§ GIVEN PASSAGE:
A nurse is assessing a client with left-sided heart failure. For which clinical manifestations would the nurse assess? (SATA) a. Pulmonary crackles b. Confusion c. Pulmonary hypotension d. Dependent edema e. Cough that worsens at night f. Jugular venous distension

A, B, E Left-sided HF occurs w/ decrease in contractility of heart or increase in afterload. Most signs will be in respiratory - crackles, confusion (decreased O2), and cough. RV HF = pulmonary hypotension, edema, and JVD.

A nurse is caring for a client who was admitted with hypertrophic cardiomyopathy (HCM). What interprofessional care does the nurse anticipate providing? (SATA) a. Administering beta blockers b. Administering high-dose furosemide c. Preparing for a cardiac catheterization d. Loading the client on digitalis e. Instructing the client to avoid strenuous exercise f. Teaching the client how to use the CardioMEMS

A, C, E Management of obstructive HCM includes administering negative inotropic agents such as beta-adrenergic blocking agents (carvedilol) and calcium antagonists (verapamil). Vasodilators, diuretics, nitrates, and cardiac glycosides are contraindicated in pts with obstructive HCM. Strenuous exercise is also prohibited. Echo, radionuclide imaging, and angiocardiography during cardiac cath are performed to diagnose different cardiomyopathies. The CardioMEMS device is used with clients who have HF.

After teaching a client with congestive hear failure (CHF), the nurse assesses the client's understanding. Which client statements indicate a CORRECT understanding of the teaching related to nutritional intake. (SATA) a. I'll read the nutritional labels on food items for salt content b. I will drink at least 3 L of water each day c. Using salt in moderation will reduce the workload of my heart d. I will eat oatmeal for breakfast instead of ham and eggs e. Substituting fresh vegetables for canned ones will lower my salt intake f. Salt substitutes are a good way to cut down on sodium in my diet

A, D, E Nutritional therapy for CHF focused on decreasing sodium and water retention to decrease heart workload. Pt taught to read labels, omit table salt and foods high in sodium (ham and canned foods), and limit water intake to a normal 2 L/day. Salt subs typically contain K so although not banned pt would have to have renal function and serum K monitored while using them - safer to avoid

A nurse cares for a client with right-sided HF. The client asks, "Why do I need to weigh myself every day?" How would the nurse respond? a. Weight is the best indication that you are gaining or losing fluid b. Daily weights will help us make sure that you're eating properly c. The hospital requires that all clients be weighed daily d. You need to lose weight to decrease the incidence of heart failure

A. Weight is the best indication that you are gaining or losing fluid Daily weights needed to document fluid retention or loss. 1 L of fluid = 2.2 lb (1 kg). Weight changes are the most reliable indicator of fluid loss or gain. The other responses do not address the importance of monitoring fluid retention/loss.

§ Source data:
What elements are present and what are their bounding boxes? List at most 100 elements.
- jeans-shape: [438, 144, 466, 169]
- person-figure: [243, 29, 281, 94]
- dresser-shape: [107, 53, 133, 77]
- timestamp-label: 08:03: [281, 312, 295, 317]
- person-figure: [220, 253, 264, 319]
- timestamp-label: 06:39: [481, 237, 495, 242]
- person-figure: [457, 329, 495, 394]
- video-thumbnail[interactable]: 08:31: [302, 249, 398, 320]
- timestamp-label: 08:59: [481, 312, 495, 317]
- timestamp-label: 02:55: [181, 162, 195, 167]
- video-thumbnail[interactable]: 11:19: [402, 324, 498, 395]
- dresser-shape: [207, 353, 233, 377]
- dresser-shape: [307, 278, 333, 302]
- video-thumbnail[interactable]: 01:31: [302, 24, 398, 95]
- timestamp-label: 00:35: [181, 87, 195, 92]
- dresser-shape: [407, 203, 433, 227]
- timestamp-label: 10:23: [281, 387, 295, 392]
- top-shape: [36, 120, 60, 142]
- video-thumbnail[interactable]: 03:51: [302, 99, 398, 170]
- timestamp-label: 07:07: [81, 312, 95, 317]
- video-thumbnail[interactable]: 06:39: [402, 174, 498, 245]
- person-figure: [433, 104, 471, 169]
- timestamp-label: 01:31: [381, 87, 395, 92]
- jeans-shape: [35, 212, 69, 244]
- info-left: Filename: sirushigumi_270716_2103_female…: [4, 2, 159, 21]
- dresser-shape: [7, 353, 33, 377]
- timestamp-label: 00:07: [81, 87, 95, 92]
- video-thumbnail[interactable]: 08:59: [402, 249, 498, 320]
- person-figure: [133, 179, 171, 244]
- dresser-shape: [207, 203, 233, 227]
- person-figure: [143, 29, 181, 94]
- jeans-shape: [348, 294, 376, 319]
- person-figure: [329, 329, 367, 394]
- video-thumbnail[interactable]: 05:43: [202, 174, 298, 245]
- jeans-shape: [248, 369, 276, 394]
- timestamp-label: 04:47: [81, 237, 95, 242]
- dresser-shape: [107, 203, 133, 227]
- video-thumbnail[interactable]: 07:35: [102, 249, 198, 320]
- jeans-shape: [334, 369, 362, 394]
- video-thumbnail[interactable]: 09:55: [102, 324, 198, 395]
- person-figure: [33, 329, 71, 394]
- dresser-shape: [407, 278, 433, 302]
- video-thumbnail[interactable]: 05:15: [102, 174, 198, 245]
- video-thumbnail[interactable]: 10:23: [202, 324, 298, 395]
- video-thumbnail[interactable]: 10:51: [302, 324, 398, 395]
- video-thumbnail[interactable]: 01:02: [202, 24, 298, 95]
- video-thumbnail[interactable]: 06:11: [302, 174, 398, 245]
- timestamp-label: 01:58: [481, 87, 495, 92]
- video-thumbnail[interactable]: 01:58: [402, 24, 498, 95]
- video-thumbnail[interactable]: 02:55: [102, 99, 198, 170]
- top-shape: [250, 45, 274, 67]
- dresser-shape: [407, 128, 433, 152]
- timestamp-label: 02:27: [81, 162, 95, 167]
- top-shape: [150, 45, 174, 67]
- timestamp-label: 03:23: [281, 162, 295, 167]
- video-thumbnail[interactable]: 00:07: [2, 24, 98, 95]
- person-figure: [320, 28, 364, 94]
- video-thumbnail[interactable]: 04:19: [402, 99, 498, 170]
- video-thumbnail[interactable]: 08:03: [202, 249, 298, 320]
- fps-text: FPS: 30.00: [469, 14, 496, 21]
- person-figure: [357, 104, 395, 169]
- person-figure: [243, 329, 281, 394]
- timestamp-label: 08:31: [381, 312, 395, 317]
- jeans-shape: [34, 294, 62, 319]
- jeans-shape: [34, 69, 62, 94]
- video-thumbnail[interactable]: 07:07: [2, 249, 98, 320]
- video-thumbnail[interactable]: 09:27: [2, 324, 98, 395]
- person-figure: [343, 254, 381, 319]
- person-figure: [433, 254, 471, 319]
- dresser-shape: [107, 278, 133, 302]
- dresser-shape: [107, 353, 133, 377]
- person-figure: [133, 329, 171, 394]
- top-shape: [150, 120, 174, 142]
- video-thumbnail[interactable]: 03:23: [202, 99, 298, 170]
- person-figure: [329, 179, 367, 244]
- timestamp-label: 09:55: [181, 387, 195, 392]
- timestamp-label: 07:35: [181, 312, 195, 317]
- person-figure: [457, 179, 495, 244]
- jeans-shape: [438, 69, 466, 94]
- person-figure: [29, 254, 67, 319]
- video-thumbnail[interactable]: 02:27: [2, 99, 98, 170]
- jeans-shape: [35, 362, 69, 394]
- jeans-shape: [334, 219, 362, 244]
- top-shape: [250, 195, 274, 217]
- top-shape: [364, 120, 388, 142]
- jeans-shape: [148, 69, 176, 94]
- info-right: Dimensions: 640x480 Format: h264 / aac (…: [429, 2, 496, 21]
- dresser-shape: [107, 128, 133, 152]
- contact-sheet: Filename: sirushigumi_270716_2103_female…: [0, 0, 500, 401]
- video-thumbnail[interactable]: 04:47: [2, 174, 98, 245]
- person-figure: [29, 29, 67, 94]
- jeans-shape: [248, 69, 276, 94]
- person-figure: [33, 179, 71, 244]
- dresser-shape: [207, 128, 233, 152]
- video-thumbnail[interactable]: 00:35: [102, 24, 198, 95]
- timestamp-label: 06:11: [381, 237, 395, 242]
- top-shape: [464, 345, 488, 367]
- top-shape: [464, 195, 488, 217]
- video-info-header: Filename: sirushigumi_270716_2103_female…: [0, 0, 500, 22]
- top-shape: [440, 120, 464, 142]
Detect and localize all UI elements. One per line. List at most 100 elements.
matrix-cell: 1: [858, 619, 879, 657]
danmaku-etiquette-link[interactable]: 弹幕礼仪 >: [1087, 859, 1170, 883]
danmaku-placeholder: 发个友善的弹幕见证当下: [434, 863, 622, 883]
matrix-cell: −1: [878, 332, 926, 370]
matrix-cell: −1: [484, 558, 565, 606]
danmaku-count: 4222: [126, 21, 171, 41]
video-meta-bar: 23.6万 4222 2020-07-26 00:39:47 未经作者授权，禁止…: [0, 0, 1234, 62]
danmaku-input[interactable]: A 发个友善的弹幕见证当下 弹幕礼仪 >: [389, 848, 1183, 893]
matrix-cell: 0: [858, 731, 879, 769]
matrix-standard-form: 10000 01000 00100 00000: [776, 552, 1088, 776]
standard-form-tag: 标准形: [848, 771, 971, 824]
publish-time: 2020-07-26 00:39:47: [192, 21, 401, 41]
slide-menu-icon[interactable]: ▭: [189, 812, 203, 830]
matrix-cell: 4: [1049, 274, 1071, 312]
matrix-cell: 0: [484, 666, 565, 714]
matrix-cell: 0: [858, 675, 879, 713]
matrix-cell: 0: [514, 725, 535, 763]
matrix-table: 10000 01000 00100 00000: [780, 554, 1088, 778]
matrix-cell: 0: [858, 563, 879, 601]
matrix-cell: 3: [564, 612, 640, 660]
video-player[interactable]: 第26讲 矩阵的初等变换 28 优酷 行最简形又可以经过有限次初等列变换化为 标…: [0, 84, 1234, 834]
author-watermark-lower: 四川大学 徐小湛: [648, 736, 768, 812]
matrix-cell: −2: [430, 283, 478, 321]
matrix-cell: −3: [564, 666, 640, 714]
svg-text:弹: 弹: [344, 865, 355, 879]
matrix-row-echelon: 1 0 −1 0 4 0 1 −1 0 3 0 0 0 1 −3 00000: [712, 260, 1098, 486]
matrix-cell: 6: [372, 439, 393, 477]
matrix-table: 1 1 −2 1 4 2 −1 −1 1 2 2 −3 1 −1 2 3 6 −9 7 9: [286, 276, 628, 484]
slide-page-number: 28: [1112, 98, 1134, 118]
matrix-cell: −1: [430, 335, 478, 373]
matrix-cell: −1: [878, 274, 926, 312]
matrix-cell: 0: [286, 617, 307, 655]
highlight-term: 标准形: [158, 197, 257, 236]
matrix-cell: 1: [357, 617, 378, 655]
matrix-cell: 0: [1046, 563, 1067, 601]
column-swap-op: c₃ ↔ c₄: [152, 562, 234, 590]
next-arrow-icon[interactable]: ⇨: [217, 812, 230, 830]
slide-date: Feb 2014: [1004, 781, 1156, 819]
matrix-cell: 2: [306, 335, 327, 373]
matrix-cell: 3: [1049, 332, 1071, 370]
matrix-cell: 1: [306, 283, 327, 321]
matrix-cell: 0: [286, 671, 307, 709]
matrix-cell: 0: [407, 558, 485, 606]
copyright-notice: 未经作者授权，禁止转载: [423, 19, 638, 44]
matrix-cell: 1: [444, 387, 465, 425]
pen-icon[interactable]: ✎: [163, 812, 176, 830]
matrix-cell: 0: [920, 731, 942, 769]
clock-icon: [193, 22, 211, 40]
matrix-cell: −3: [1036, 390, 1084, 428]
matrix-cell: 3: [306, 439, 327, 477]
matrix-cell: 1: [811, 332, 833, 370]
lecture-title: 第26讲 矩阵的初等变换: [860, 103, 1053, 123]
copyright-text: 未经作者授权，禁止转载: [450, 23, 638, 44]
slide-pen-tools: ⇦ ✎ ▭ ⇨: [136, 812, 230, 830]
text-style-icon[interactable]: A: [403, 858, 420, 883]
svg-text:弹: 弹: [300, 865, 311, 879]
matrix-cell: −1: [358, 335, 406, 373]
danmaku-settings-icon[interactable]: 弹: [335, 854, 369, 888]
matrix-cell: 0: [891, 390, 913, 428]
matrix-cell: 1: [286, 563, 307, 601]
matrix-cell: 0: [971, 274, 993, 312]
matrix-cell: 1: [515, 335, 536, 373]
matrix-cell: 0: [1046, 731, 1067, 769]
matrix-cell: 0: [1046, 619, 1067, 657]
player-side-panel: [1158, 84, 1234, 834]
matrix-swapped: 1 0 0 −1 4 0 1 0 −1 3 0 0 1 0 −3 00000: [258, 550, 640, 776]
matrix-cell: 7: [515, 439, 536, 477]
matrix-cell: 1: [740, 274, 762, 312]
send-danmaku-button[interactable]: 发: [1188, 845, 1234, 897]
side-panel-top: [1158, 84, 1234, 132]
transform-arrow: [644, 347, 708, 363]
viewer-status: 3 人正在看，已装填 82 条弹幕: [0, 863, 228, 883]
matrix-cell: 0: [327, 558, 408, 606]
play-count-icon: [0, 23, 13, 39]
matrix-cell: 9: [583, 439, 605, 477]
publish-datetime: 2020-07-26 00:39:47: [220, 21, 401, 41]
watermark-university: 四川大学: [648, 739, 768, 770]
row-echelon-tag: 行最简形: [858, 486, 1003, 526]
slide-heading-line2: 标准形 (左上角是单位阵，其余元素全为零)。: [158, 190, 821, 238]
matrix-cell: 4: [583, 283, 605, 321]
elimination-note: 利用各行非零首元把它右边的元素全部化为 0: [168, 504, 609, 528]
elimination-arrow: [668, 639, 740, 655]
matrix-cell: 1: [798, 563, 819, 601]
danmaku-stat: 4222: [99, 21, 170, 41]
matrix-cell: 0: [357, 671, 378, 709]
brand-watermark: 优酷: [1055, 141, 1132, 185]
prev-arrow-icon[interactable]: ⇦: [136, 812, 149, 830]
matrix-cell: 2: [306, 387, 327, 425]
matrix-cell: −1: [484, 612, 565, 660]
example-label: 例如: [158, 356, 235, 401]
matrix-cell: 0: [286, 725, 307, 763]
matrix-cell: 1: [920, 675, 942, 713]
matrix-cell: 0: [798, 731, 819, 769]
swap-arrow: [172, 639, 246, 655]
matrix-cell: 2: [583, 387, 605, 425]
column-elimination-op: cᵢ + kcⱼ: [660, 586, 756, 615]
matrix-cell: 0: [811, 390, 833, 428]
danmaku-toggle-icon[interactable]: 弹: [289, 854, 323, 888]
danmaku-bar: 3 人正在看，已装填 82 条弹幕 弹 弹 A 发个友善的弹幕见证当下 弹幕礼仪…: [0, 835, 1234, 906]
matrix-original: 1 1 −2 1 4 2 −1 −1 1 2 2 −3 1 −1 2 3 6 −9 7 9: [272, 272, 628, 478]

§ TASKS AND EXERCISES:
• 1. Decide whether each of the following statements agrees with the heart failure passage, answering yes or no and quoting the words of the passage that settle it. (a) Vasodilators are contraindicated in clients with obstructive HCM. (b) Salt substitutes are presented as a safe way for a client with CHF to reduce sodium. (c) One liter of fluid is equated with 2.2 lb.
• 2. Resume the heart failure passage after its final sentence, keeping the same question-and-answer format.

§ RESULTS:
• 1.
(a) Yes: "Vasodilators, diuretics, nitrates, and cardiac glycosides are contraindicated in pts with obstructive HCM."
(b) No: "Salt subs typically contain K so although not banned pt would have to have renal function and serum K monitored while using them - safer to avoid"
(c) Yes: "1 L of fluid = 2.2 lb (1 kg)."

• 2.
A nurse assesses a client who has a history of heart failure. Which question would the nurse ask to assess the extent of the client's heart failure? a. Do you have trouble breathing or chest pain? b. Are you still able to walk upstairs without fatigue? c. Do you awake with breathlessness during the night? d. Do you have new-onset heaviness in your legs?

B. Are you still able to walk upstairs without fatigue? Pts with hx of HF generally have negative findings, such as SOB and fatigue. Nurse needs to determine whether pt's activity is same or worse, or whether pt identifies a decrease in activity level. Trouble breathing, chest pain, breathlessness at night, and peripheral edema are symptoms of HF but don't provide data that can determine extent of HF.